Render every line of the entries below as a Markdown table with two columns, Row and Line. Number the lines in Row, put each line's text in Line, and leave out blank lines.

• _Record excerpts_
-.-.-

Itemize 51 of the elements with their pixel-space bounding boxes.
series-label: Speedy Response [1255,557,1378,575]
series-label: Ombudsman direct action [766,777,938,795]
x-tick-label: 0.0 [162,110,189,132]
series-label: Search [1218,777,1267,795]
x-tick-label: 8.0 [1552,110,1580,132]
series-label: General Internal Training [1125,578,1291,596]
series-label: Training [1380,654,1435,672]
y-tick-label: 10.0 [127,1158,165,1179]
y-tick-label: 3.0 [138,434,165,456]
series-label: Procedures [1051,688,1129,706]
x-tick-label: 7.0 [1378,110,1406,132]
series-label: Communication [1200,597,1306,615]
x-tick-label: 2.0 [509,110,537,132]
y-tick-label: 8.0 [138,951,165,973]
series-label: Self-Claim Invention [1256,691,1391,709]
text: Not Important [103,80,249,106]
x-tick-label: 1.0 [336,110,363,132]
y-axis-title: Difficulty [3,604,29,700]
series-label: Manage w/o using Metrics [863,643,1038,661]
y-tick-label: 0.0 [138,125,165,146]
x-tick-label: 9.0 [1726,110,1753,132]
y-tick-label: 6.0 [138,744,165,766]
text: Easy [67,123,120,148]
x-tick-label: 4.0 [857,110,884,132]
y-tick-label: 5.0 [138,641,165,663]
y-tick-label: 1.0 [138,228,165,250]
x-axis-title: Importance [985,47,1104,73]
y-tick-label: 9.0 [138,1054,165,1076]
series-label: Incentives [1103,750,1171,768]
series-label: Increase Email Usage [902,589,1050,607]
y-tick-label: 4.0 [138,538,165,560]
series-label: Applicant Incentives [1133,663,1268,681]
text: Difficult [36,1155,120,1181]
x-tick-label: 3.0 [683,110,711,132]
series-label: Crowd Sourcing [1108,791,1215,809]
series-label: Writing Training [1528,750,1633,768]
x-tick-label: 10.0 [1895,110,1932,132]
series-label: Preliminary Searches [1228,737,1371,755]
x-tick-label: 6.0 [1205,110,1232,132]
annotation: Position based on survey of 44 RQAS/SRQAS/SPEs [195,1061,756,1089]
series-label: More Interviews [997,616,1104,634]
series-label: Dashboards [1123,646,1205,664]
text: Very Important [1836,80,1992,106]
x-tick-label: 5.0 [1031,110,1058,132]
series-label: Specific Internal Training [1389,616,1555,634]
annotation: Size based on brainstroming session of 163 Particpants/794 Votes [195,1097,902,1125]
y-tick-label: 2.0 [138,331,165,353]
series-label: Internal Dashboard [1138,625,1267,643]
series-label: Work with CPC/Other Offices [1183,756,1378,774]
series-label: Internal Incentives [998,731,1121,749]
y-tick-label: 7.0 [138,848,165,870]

-.-.-

• _Result of this exercise_
| Row | Line |
|---|---|
| 1 | Itemize 51 of the elements with their pixel-space bounding boxes. |
| 2 | series-label: Speedy Response [1255,557,1378,575] |
| 3 | series-label: Ombudsman direct action [766,777,938,795] |
| 4 | x-tick-label: 0.0 [162,110,189,132] |
| 5 | series-label: Search [1218,777,1267,795] |
| 6 | x-tick-label: 8.0 [1552,110,1580,132] |
| 7 | series-label: General Internal Training [1125,578,1291,596] |
| 8 | series-label: Training [1380,654,1435,672] |
| 9 | y-tick-label: 10.0 [127,1158,165,1179] |
| 10 | y-tick-label: 3.0 [138,434,165,456] |
| 11 | series-label: Procedures [1051,688,1129,706] |
| 12 | x-tick-label: 7.0 [1378,110,1406,132] |
| 13 | series-label: Communication [1200,597,1306,615] |
| 14 | x-tick-label: 2.0 [509,110,537,132] |
| 15 | y-tick-label: 8.0 [138,951,165,973] |
| 16 | series-label: Self-Claim Invention [1256,691,1391,709] |
| 17 | text: Not Important [103,80,249,106] |
| 18 | x-tick-label: 1.0 [336,110,363,132] |
| 19 | y-axis-title: Difficulty [3,604,29,700] |
| 20 | series-label: Manage w/o using Metrics [863,643,1038,661] |
| 21 | y-tick-label: 0.0 [138,125,165,146] |
| 22 | x-tick-label: 9.0 [1726,110,1753,132] |
| 23 | y-tick-label: 6.0 [138,744,165,766] |
| 24 | text: Easy [67,123,120,148] |
| 25 | x-tick-label: 4.0 [857,110,884,132] |
| 26 | y-tick-label: 5.0 [138,641,165,663] |
| 27 | y-tick-label: 1.0 [138,228,165,250] |
| 28 | x-axis-title: Importance [985,47,1104,73] |
| 29 | y-tick-label: 9.0 [138,1054,165,1076] |
| 30 | series-label: Incentives [1103,750,1171,768] |
| 31 | series-label: Increase Email Usage [902,589,1050,607] |
| 32 | y-tick-label: 4.0 [138,538,165,560] |
| 33 | series-label: Applicant Incentives [1133,663,1268,681] |
| 34 | text: Difficult [36,1155,120,1181] |
| 35 | x-tick-label: 3.0 [683,110,711,132] |
| 36 | series-label: Crowd Sourcing [1108,791,1215,809] |
| 37 | series-label: Writing Training [1528,750,1633,768] |
| 38 | x-tick-label: 10.0 [1895,110,1932,132] |
| 39 | series-label: Preliminary Searches [1228,737,1371,755] |
| 40 | x-tick-label: 6.0 [1205,110,1232,132] |
| 41 | annotation: Position based on survey of 44 RQAS/SRQAS/SPEs [195,1061,756,1089] |
| 42 | series-label: More Interviews [997,616,1104,634] |
| 43 | series-label: Dashboards [1123,646,1205,664] |
| 44 | text: Very Important [1836,80,1992,106] |
| 45 | x-tick-label: 5.0 [1031,110,1058,132] |
| 46 | series-label: Specific Internal Training [1389,616,1555,634] |
| 47 | annotation: Size based on brainstroming session of 163 Particpants/794 Votes [195,1097,902,1125] |
| 48 | y-tick-label: 2.0 [138,331,165,353] |
| 49 | series-label: Internal Dashboard [1138,625,1267,643] |
| 50 | series-label: Work with CPC/Other Offices [1183,756,1378,774] |
| 51 | series-label: Internal Incentives [998,731,1121,749] |
| 52 | y-tick-label: 7.0 [138,848,165,870] |